[Bounding box annotations]
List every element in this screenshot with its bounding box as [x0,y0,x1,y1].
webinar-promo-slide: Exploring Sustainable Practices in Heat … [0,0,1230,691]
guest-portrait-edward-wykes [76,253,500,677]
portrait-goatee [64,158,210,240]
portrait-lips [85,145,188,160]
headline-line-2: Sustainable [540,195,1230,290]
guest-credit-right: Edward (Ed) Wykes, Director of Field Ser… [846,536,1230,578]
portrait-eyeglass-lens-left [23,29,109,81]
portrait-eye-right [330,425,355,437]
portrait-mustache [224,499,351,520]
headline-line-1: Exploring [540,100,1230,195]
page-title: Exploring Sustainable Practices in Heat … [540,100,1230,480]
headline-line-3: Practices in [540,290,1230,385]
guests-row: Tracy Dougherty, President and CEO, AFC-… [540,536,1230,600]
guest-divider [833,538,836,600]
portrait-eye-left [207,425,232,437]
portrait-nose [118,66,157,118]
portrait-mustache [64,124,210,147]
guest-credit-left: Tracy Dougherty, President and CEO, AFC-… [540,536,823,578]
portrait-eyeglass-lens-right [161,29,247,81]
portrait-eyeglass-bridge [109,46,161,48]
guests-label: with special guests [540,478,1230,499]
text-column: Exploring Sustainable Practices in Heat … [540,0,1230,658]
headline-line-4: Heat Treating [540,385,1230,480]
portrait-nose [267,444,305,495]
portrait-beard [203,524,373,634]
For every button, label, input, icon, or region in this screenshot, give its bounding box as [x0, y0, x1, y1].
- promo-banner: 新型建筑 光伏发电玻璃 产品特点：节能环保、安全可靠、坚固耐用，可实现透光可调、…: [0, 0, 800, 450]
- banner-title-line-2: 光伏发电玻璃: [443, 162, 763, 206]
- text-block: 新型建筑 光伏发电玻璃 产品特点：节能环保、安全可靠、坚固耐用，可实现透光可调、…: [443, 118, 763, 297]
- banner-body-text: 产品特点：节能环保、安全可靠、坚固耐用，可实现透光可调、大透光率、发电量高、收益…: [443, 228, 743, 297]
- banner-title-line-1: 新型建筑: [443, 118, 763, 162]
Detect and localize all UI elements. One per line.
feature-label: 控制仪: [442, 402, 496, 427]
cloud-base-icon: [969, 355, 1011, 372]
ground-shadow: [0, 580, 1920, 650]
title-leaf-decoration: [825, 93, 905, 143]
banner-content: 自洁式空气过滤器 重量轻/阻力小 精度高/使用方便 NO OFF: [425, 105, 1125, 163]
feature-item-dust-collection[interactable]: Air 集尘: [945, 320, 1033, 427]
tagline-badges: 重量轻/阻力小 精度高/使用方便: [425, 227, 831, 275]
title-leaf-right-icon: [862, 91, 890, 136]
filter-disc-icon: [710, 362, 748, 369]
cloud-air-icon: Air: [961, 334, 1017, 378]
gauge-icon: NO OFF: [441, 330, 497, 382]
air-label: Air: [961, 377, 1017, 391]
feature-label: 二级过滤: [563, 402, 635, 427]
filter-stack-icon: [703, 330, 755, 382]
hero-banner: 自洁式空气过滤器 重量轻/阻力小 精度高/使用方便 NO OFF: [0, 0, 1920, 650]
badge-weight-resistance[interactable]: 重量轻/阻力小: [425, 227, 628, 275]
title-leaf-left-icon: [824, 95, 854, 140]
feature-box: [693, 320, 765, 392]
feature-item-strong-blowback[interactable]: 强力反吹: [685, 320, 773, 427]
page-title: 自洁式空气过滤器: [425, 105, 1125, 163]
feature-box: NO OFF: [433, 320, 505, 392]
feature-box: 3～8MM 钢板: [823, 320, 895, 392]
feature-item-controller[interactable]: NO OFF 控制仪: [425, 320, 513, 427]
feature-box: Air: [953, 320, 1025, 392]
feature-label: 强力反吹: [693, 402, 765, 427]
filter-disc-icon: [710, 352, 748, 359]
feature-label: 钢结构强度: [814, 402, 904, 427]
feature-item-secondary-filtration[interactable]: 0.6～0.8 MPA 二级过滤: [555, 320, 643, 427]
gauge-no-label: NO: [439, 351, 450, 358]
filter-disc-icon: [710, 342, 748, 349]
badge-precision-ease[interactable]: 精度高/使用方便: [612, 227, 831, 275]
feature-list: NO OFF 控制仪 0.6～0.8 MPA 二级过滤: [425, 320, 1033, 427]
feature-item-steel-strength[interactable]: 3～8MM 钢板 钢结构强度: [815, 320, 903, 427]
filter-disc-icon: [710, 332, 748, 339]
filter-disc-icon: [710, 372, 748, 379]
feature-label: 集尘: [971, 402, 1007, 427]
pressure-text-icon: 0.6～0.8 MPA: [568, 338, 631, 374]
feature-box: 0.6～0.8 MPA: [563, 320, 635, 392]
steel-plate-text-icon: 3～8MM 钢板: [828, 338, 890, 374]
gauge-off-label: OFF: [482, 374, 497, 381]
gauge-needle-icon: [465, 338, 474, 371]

**THE PROBLEM**
Rewrite all of the data above as a JSON list of strings, with one string per line and blank lines omitted.

**FINAL ANSWER**
[
  "List every element in this screenshot with its bounding box as [x0,y0,x1,y1].",
  "webinar-promo-slide: Exploring Sustainable Practices in Heat … [0,0,1230,691]",
  "guest-portrait-edward-wykes [76,253,500,677]",
  "portrait-goatee [64,158,210,240]",
  "portrait-lips [85,145,188,160]",
  "headline-line-2: Sustainable [540,195,1230,290]",
  "guest-credit-right: Edward (Ed) Wykes, Director of Field Ser… [846,536,1230,578]",
  "portrait-eyeglass-lens-left [23,29,109,81]",
  "portrait-eye-right [330,425,355,437]",
  "portrait-mustache [224,499,351,520]",
  "headline-line-1: Exploring [540,100,1230,195]",
  "page-title: Exploring Sustainable Practices in Heat … [540,100,1230,480]",
  "headline-line-3: Practices in [540,290,1230,385]",
  "guests-row: Tracy Dougherty, President and CEO, AFC-… [540,536,1230,600]",
  "guest-divider [833,538,836,600]",
  "portrait-eye-left [207,425,232,437]",
  "portrait-nose [118,66,157,118]",
  "portrait-mustache [64,124,210,147]",
  "guest-credit-left: Tracy Dougherty, President and CEO, AFC-… [540,536,823,578]",
  "portrait-eyeglass-lens-right [161,29,247,81]",
  "portrait-eyeglass-bridge [109,46,161,48]",
  "guests-label: with special guests [540,478,1230,499]",
  "text-column: Exploring Sustainable Practices in Heat … [540,0,1230,658]",
  "headline-line-4: Heat Treating [540,385,1230,480]",
  "portrait-nose [267,444,305,495]",
  "portrait-beard [203,524,373,634]",
  "For every button, label, input, icon, or region in this screenshot, give its bounding box as [x0, y0, x1, y1].",
  "- promo-banner: 新型建筑 光伏发电玻璃 产品特点：节能环保、安全可靠、坚固耐用，可实现透光可调、…: [0, 0, 800, 450]",
  "- banner-title-line-2: 光伏发电玻璃: [443, 162, 763, 206]",
  "- text-block: 新型建筑 光伏发电玻璃 产品特点：节能环保、安全可靠、坚固耐用，可实现透光可调、…: [443, 118, 763, 297]",
  "- banner-body-text: 产品特点：节能环保、安全可靠、坚固耐用，可实现透光可调、大透光率、发电量高、收益…: [443, 228, 743, 297]",
  "- banner-title-line-1: 新型建筑: [443, 118, 763, 162]",
  "Detect and localize all UI elements. One per line.",
  "feature-label: 控制仪: [442, 402, 496, 427]",
  "cloud-base-icon: [969, 355, 1011, 372]",
  "ground-shadow: [0, 580, 1920, 650]",
  "title-leaf-decoration: [825, 93, 905, 143]",
  "banner-content: 自洁式空气过滤器 重量轻/阻力小 精度高/使用方便 NO OFF: [425, 105, 1125, 163]",
  "feature-item-dust-collection[interactable]: Air 集尘: [945, 320, 1033, 427]",
  "tagline-badges: 重量轻/阻力小 精度高/使用方便: [425, 227, 831, 275]",
  "title-leaf-right-icon: [862, 91, 890, 136]",
  "filter-disc-icon: [710, 362, 748, 369]",
  "cloud-air-icon: Air: [961, 334, 1017, 378]",
  "gauge-icon: NO OFF: [441, 330, 497, 382]",
  "air-label: Air: [961, 377, 1017, 391]",
  "feature-label: 二级过滤: [563, 402, 635, 427]",
  "filter-stack-icon: [703, 330, 755, 382]",
  "hero-banner: 自洁式空气过滤器 重量轻/阻力小 精度高/使用方便 NO OFF: [0, 0, 1920, 650]",
  "badge-weight-resistance[interactable]: 重量轻/阻力小: [425, 227, 628, 275]",
  "title-leaf-left-icon: [824, 95, 854, 140]",
  "feature-box: [693, 320, 765, 392]",
  "feature-item-strong-blowback[interactable]: 强力反吹: [685, 320, 773, 427]",
  "page-title: 自洁式空气过滤器: [425, 105, 1125, 163]",
  "feature-box: NO OFF: [433, 320, 505, 392]",
  "feature-box: 3～8MM 钢板: [823, 320, 895, 392]",
  "feature-item-controller[interactable]: NO OFF 控制仪: [425, 320, 513, 427]",
  "feature-box: Air: [953, 320, 1025, 392]",
  "feature-label: 强力反吹: [693, 402, 765, 427]",
  "filter-disc-icon: [710, 352, 748, 359]",
  "feature-label: 钢结构强度: [814, 402, 904, 427]",
  "feature-item-secondary-filtration[interactable]: 0.6～0.8 MPA 二级过滤: [555, 320, 643, 427]",
  "gauge-no-label: NO: [439, 351, 450, 358]",
  "filter-disc-icon: [710, 342, 748, 349]",
  "badge-precision-ease[interactable]: 精度高/使用方便: [612, 227, 831, 275]",
  "feature-list: NO OFF 控制仪 0.6～0.8 MPA 二级过滤: [425, 320, 1033, 427]",
  "feature-item-steel-strength[interactable]: 3～8MM 钢板 钢结构强度: [815, 320, 903, 427]",
  "filter-disc-icon: [710, 332, 748, 339]",
  "filter-disc-icon: [710, 372, 748, 379]",
  "feature-label: 集尘: [971, 402, 1007, 427]",
  "pressure-text-icon: 0.6～0.8 MPA: [568, 338, 631, 374]",
  "feature-box: 0.6～0.8 MPA: [563, 320, 635, 392]",
  "steel-plate-text-icon: 3～8MM 钢板: [828, 338, 890, 374]",
  "gauge-off-label: OFF: [482, 374, 497, 381]",
  "gauge-needle-icon: [465, 338, 474, 371]"
]